**The problem:**
Reproduce every record exactly as it appears, but not the pictures.

**Extracted records:**
- - -
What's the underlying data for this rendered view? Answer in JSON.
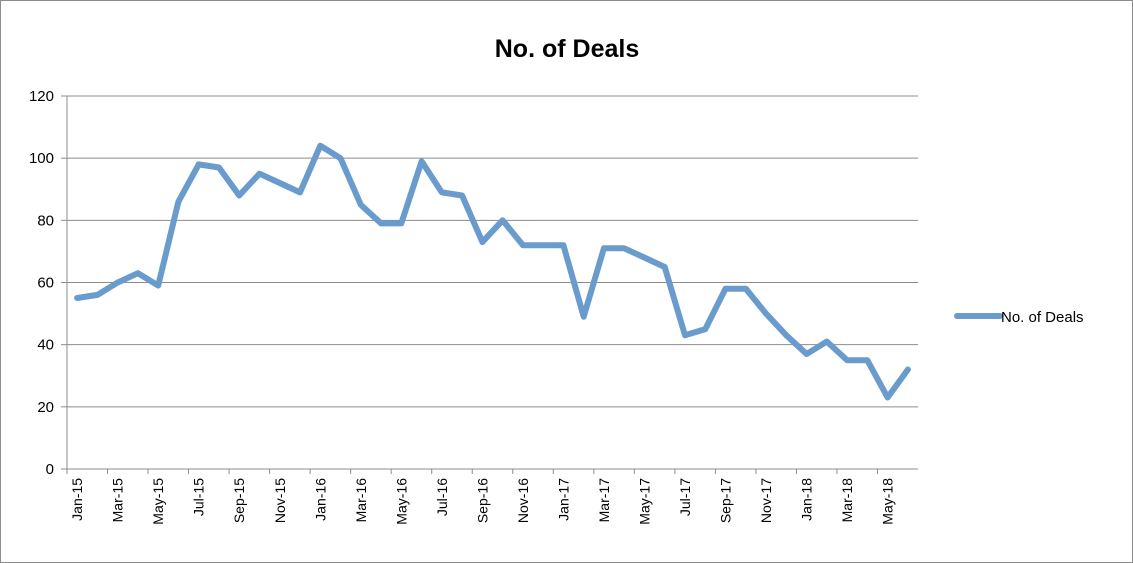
{
  "chart_data": {
    "type": "line",
    "title": "No. of Deals",
    "xlabel": "",
    "ylabel": "",
    "ylim": [
      0,
      120
    ],
    "yticks": [
      0,
      20,
      40,
      60,
      80,
      100,
      120
    ],
    "grid": true,
    "legend_position": "right",
    "line_color": "#6a9bcd",
    "x": [
      "Jan-15",
      "Feb-15",
      "Mar-15",
      "Apr-15",
      "May-15",
      "Jun-15",
      "Jul-15",
      "Aug-15",
      "Sep-15",
      "Oct-15",
      "Nov-15",
      "Dec-15",
      "Jan-16",
      "Feb-16",
      "Mar-16",
      "Apr-16",
      "May-16",
      "Jun-16",
      "Jul-16",
      "Aug-16",
      "Sep-16",
      "Oct-16",
      "Nov-16",
      "Dec-16",
      "Jan-17",
      "Feb-17",
      "Mar-17",
      "Apr-17",
      "May-17",
      "Jun-17",
      "Jul-17",
      "Aug-17",
      "Sep-17",
      "Oct-17",
      "Nov-17",
      "Dec-17",
      "Jan-18",
      "Feb-18",
      "Mar-18",
      "Apr-18",
      "May-18",
      "Jun-18"
    ],
    "xtick_labels": [
      "Jan-15",
      "Mar-15",
      "May-15",
      "Jul-15",
      "Sep-15",
      "Nov-15",
      "Jan-16",
      "Mar-16",
      "May-16",
      "Jul-16",
      "Sep-16",
      "Nov-16",
      "Jan-17",
      "Mar-17",
      "May-17",
      "Jul-17",
      "Sep-17",
      "Nov-17",
      "Jan-18",
      "Mar-18",
      "May-18"
    ],
    "series": [
      {
        "name": "No. of Deals",
        "values": [
          55,
          56,
          60,
          63,
          59,
          86,
          98,
          97,
          88,
          95,
          92,
          89,
          104,
          100,
          85,
          79,
          79,
          99,
          89,
          88,
          73,
          80,
          72,
          72,
          72,
          49,
          71,
          71,
          68,
          65,
          43,
          45,
          58,
          58,
          50,
          43,
          37,
          41,
          35,
          35,
          23,
          32
        ]
      }
    ]
  }
}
- - -
**Task solution:**
What's the underlying data for this rendered view? Answer in JSON.
{
  "chart_data": {
    "type": "line",
    "title": "No. of Deals",
    "xlabel": "",
    "ylabel": "",
    "ylim": [
      0,
      120
    ],
    "yticks": [
      0,
      20,
      40,
      60,
      80,
      100,
      120
    ],
    "grid": true,
    "legend_position": "right",
    "line_color": "#6a9bcd",
    "x": [
      "Jan-15",
      "Feb-15",
      "Mar-15",
      "Apr-15",
      "May-15",
      "Jun-15",
      "Jul-15",
      "Aug-15",
      "Sep-15",
      "Oct-15",
      "Nov-15",
      "Dec-15",
      "Jan-16",
      "Feb-16",
      "Mar-16",
      "Apr-16",
      "May-16",
      "Jun-16",
      "Jul-16",
      "Aug-16",
      "Sep-16",
      "Oct-16",
      "Nov-16",
      "Dec-16",
      "Jan-17",
      "Feb-17",
      "Mar-17",
      "Apr-17",
      "May-17",
      "Jun-17",
      "Jul-17",
      "Aug-17",
      "Sep-17",
      "Oct-17",
      "Nov-17",
      "Dec-17",
      "Jan-18",
      "Feb-18",
      "Mar-18",
      "Apr-18",
      "May-18",
      "Jun-18"
    ],
    "xtick_labels": [
      "Jan-15",
      "Mar-15",
      "May-15",
      "Jul-15",
      "Sep-15",
      "Nov-15",
      "Jan-16",
      "Mar-16",
      "May-16",
      "Jul-16",
      "Sep-16",
      "Nov-16",
      "Jan-17",
      "Mar-17",
      "May-17",
      "Jul-17",
      "Sep-17",
      "Nov-17",
      "Jan-18",
      "Mar-18",
      "May-18"
    ],
    "series": [
      {
        "name": "No. of Deals",
        "values": [
          55,
          56,
          60,
          63,
          59,
          86,
          98,
          97,
          88,
          95,
          92,
          89,
          104,
          100,
          85,
          79,
          79,
          99,
          89,
          88,
          73,
          80,
          72,
          72,
          72,
          49,
          71,
          71,
          68,
          65,
          43,
          45,
          58,
          58,
          50,
          43,
          37,
          41,
          35,
          35,
          23,
          32
        ]
      }
    ]
  }
}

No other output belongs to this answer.